_Exercise prompt_. Records follow. Pull out every line that contains "Associates".

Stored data
════════

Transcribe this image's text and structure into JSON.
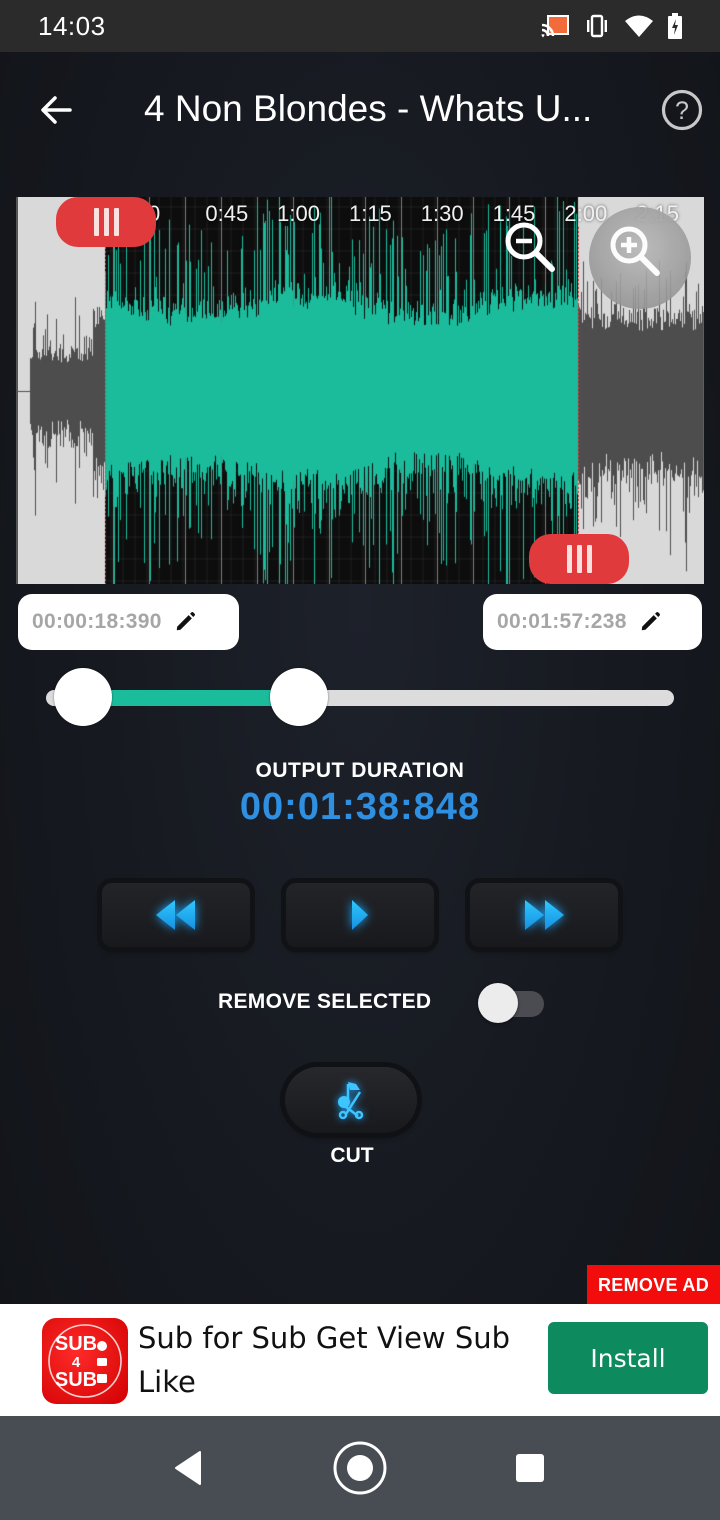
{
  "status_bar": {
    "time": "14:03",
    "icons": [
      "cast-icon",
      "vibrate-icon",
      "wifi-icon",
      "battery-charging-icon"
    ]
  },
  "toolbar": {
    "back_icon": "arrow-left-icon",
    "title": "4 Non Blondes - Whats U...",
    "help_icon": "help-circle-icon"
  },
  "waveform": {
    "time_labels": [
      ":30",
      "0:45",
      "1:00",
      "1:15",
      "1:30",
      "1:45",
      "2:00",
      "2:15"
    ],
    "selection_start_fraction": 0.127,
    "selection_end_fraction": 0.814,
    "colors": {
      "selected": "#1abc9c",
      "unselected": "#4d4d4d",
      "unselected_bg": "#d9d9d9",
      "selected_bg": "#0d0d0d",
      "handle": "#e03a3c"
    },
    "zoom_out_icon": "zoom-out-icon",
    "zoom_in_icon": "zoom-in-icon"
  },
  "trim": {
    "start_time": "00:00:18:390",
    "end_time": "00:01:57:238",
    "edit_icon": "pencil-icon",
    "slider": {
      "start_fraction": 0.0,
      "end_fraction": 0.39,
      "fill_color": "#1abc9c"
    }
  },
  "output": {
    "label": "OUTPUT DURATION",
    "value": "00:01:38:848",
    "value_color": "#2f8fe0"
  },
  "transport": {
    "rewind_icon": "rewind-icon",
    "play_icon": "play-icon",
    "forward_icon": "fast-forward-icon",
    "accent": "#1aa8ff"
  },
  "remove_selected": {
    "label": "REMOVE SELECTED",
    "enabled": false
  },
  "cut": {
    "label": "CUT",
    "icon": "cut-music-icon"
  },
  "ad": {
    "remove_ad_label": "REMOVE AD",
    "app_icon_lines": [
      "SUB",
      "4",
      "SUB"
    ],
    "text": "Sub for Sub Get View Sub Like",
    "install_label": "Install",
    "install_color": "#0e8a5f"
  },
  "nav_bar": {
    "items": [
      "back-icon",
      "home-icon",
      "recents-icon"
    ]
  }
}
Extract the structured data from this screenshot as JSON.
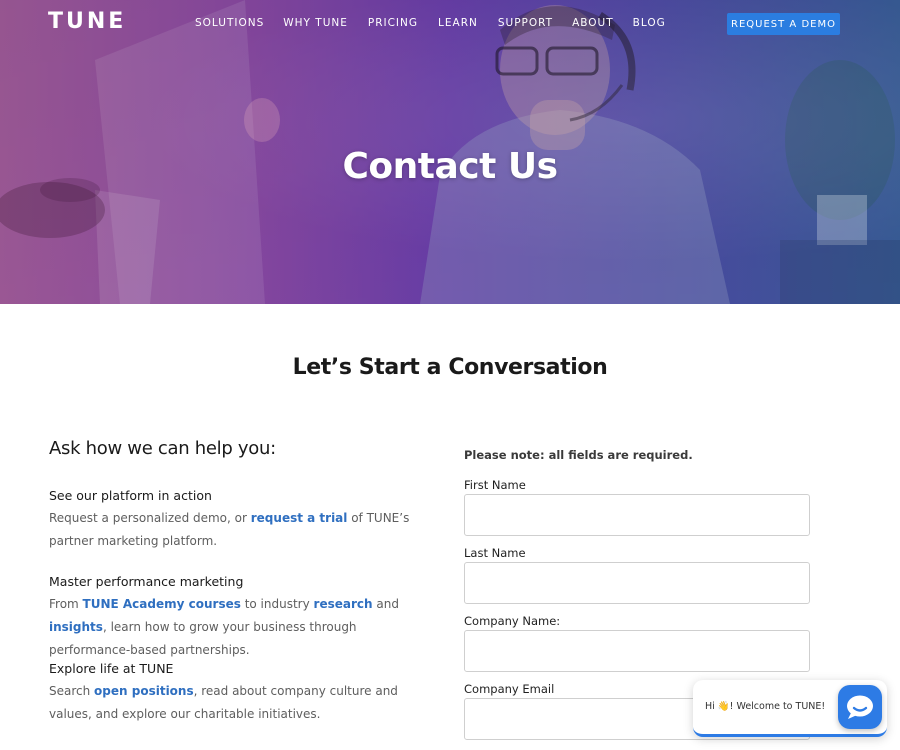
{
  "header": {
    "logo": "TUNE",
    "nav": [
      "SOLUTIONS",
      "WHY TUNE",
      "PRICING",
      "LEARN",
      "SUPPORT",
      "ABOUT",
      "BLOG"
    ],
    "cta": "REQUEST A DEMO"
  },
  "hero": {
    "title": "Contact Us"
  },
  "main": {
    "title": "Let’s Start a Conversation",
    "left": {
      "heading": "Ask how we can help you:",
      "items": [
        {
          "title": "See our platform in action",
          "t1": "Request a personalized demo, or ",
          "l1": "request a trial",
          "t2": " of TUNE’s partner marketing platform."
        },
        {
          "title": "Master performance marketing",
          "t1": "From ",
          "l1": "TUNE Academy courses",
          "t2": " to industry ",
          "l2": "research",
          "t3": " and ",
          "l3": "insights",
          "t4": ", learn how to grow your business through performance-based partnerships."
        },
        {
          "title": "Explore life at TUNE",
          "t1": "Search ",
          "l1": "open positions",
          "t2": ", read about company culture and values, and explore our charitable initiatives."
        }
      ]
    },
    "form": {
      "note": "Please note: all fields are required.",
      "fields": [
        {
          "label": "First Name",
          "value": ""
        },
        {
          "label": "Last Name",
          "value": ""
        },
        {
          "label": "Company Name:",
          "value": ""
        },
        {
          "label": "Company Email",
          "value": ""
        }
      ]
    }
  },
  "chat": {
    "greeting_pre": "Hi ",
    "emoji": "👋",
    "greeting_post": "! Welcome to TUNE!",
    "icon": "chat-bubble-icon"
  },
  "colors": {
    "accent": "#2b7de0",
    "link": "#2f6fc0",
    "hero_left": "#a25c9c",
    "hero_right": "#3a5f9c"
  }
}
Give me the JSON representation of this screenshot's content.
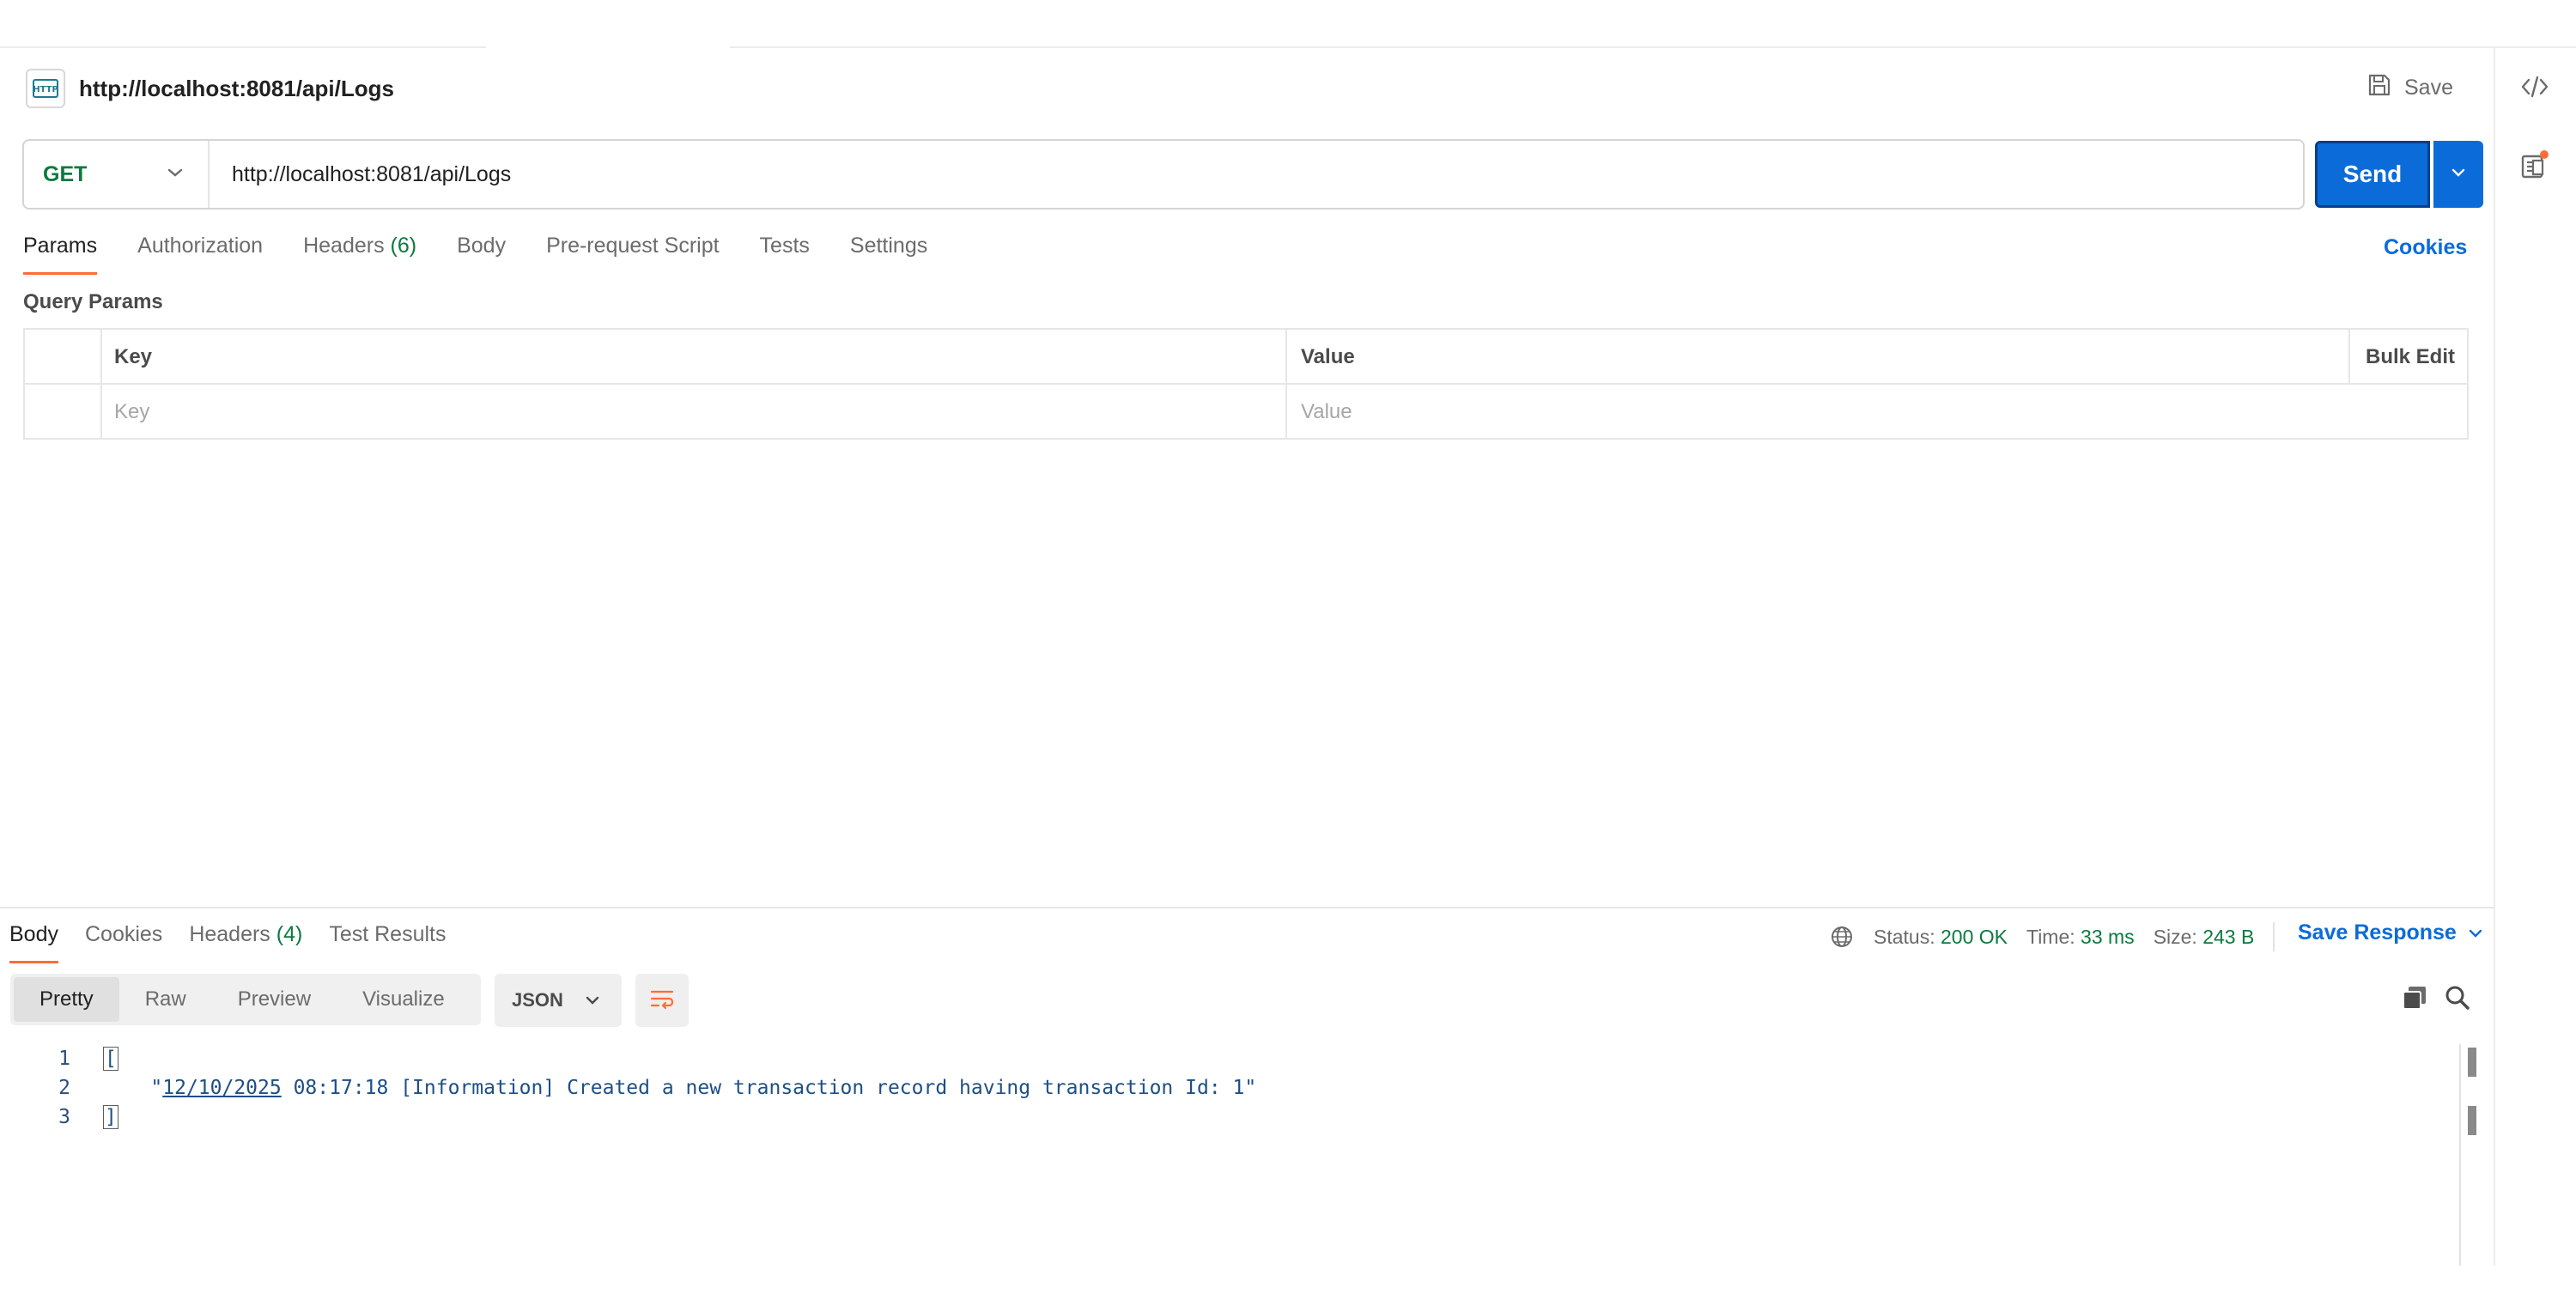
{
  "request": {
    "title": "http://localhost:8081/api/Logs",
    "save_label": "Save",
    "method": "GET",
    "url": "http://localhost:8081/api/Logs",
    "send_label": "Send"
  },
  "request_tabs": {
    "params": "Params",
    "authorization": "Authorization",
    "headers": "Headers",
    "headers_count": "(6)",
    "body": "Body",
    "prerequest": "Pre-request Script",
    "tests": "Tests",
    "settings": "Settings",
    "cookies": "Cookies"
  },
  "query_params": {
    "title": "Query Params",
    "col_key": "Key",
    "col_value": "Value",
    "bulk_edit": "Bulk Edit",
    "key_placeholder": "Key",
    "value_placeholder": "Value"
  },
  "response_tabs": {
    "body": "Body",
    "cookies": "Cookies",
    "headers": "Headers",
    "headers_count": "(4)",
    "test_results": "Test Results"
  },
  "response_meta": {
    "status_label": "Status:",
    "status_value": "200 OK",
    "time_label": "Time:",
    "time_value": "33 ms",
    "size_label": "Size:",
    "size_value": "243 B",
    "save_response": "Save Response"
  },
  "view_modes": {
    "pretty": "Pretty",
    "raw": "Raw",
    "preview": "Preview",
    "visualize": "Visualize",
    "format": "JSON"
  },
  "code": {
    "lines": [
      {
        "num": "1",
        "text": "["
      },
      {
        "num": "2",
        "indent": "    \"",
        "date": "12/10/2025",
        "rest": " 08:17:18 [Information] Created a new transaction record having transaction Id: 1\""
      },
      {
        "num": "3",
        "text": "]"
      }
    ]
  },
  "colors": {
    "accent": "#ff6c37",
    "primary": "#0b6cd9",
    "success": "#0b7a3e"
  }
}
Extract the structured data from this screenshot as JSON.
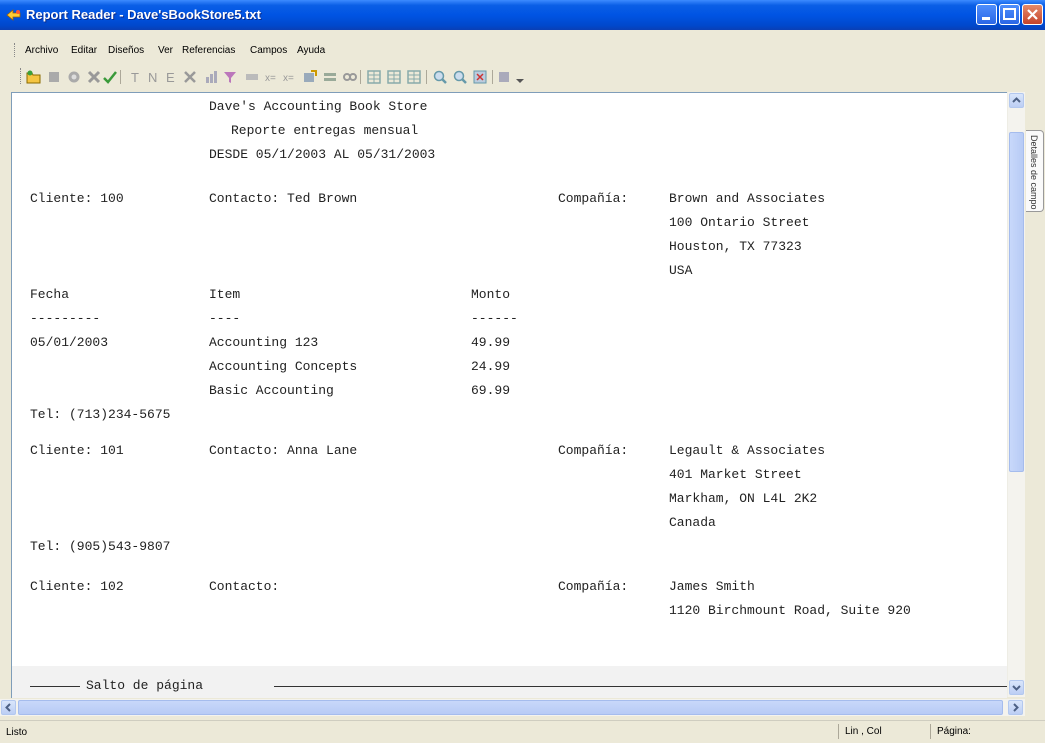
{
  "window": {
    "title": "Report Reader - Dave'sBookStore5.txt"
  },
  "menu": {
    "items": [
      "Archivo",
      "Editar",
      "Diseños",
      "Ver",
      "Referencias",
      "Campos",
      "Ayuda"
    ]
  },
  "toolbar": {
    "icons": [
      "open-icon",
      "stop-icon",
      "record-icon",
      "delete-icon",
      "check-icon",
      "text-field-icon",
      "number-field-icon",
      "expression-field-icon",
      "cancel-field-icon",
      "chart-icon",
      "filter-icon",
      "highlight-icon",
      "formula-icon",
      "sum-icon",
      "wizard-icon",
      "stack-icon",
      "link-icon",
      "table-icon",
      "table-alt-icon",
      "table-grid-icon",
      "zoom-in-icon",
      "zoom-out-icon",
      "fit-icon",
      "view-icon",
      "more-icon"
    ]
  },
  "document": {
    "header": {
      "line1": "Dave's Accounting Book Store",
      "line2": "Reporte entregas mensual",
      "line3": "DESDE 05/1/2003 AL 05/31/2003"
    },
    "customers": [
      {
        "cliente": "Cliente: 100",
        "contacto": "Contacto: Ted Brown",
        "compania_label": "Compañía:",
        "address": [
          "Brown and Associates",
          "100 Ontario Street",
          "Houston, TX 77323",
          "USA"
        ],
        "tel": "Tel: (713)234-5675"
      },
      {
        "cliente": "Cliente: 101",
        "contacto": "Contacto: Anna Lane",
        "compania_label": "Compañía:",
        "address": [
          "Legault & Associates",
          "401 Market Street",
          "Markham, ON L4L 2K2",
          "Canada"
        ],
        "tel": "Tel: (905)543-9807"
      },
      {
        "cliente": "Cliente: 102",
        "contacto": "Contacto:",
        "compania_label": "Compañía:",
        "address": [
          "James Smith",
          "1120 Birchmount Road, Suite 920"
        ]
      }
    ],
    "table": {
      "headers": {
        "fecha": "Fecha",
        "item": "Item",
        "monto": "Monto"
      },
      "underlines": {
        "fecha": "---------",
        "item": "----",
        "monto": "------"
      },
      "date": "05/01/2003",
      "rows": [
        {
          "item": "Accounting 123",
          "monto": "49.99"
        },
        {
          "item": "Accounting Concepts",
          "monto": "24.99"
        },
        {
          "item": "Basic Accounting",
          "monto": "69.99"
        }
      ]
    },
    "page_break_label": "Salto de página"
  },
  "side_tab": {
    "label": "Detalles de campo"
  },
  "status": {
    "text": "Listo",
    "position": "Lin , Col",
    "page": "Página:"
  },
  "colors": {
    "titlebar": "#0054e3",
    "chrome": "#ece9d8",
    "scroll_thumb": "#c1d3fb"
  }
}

════════

_The solution_.
          "Brown and Associates",
          "Legault & Associates",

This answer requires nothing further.